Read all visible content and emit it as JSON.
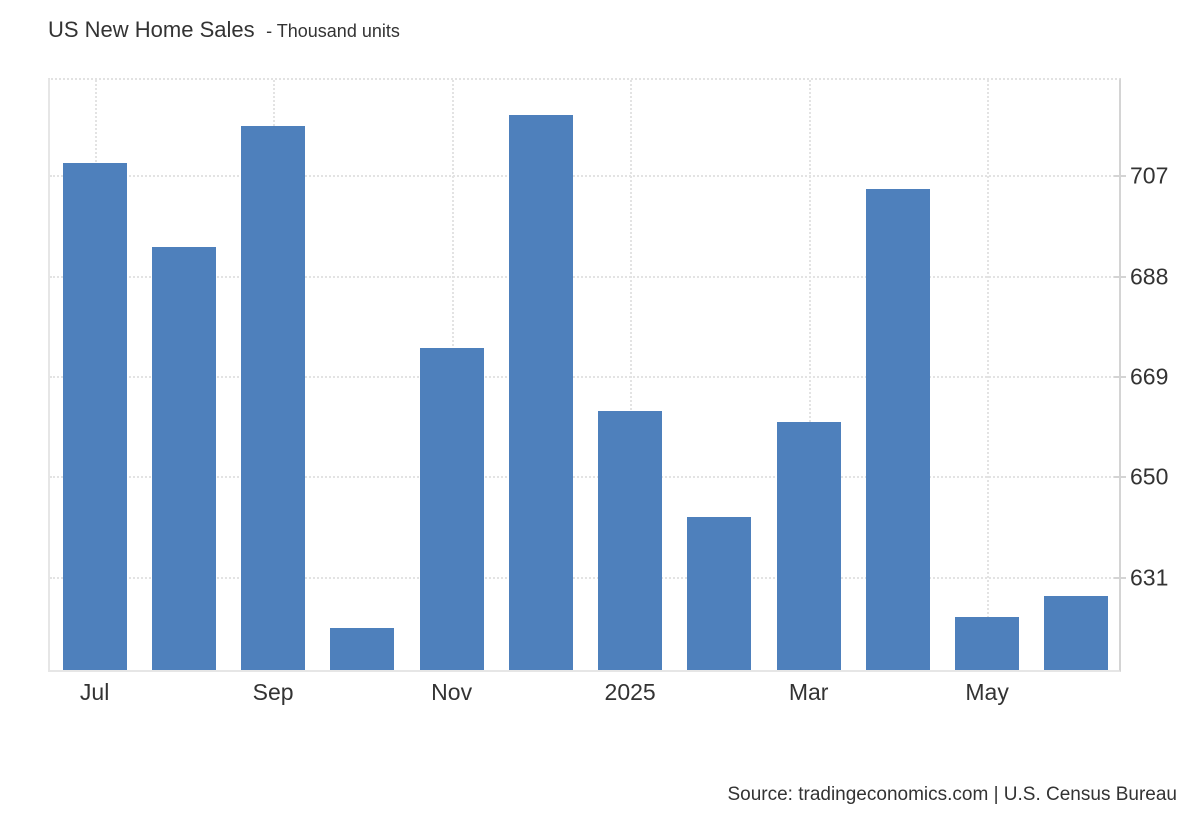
{
  "header": {
    "title": "US New Home Sales",
    "subtitle": "- Thousand units"
  },
  "footer": {
    "source": "Source: tradingeconomics.com | U.S. Census Bureau"
  },
  "colors": {
    "bar": "#4e80bc",
    "grid": "#e3e3e3",
    "plot_border": "#e6e6e6",
    "axis_line": "#d4d4d4",
    "text": "#333333",
    "background": "#ffffff"
  },
  "chart_data": {
    "type": "bar",
    "title": "US New Home Sales",
    "subtitle": "Thousand units",
    "categories": [
      "Jul 2024",
      "Aug 2024",
      "Sep 2024",
      "Oct 2024",
      "Nov 2024",
      "Dec 2024",
      "Jan 2025",
      "Feb 2025",
      "Mar 2025",
      "Apr 2025",
      "May 2025",
      "Jun 2025"
    ],
    "values": [
      709,
      693,
      716,
      621,
      674,
      718,
      662,
      642,
      660,
      704,
      623,
      627
    ],
    "x_tick_labels": [
      {
        "index": 0,
        "label": "Jul"
      },
      {
        "index": 2,
        "label": "Sep"
      },
      {
        "index": 4,
        "label": "Nov"
      },
      {
        "index": 6,
        "label": "2025"
      },
      {
        "index": 8,
        "label": "Mar"
      },
      {
        "index": 10,
        "label": "May"
      }
    ],
    "y_ticks": [
      631,
      650,
      669,
      688,
      707
    ],
    "ylim": [
      613,
      725
    ],
    "ylabel": "Thousand units",
    "xlabel": "",
    "grid": true,
    "legend": false,
    "yaxis_side": "right"
  }
}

------------------------------

■ To be done
Output the lines above in full and exactly as given, omitting any pictures.

■ Task response
Read all visible content and emit it as JSON.
{
  "header": {
    "title": "US New Home Sales",
    "subtitle": "- Thousand units"
  },
  "footer": {
    "source": "Source: tradingeconomics.com | U.S. Census Bureau"
  },
  "colors": {
    "bar": "#4e80bc",
    "grid": "#e3e3e3",
    "plot_border": "#e6e6e6",
    "axis_line": "#d4d4d4",
    "text": "#333333",
    "background": "#ffffff"
  },
  "chart_data": {
    "type": "bar",
    "title": "US New Home Sales",
    "subtitle": "Thousand units",
    "categories": [
      "Jul 2024",
      "Aug 2024",
      "Sep 2024",
      "Oct 2024",
      "Nov 2024",
      "Dec 2024",
      "Jan 2025",
      "Feb 2025",
      "Mar 2025",
      "Apr 2025",
      "May 2025",
      "Jun 2025"
    ],
    "values": [
      709,
      693,
      716,
      621,
      674,
      718,
      662,
      642,
      660,
      704,
      623,
      627
    ],
    "x_tick_labels": [
      {
        "index": 0,
        "label": "Jul"
      },
      {
        "index": 2,
        "label": "Sep"
      },
      {
        "index": 4,
        "label": "Nov"
      },
      {
        "index": 6,
        "label": "2025"
      },
      {
        "index": 8,
        "label": "Mar"
      },
      {
        "index": 10,
        "label": "May"
      }
    ],
    "y_ticks": [
      631,
      650,
      669,
      688,
      707
    ],
    "ylim": [
      613,
      725
    ],
    "ylabel": "Thousand units",
    "xlabel": "",
    "grid": true,
    "legend": false,
    "yaxis_side": "right"
  }
}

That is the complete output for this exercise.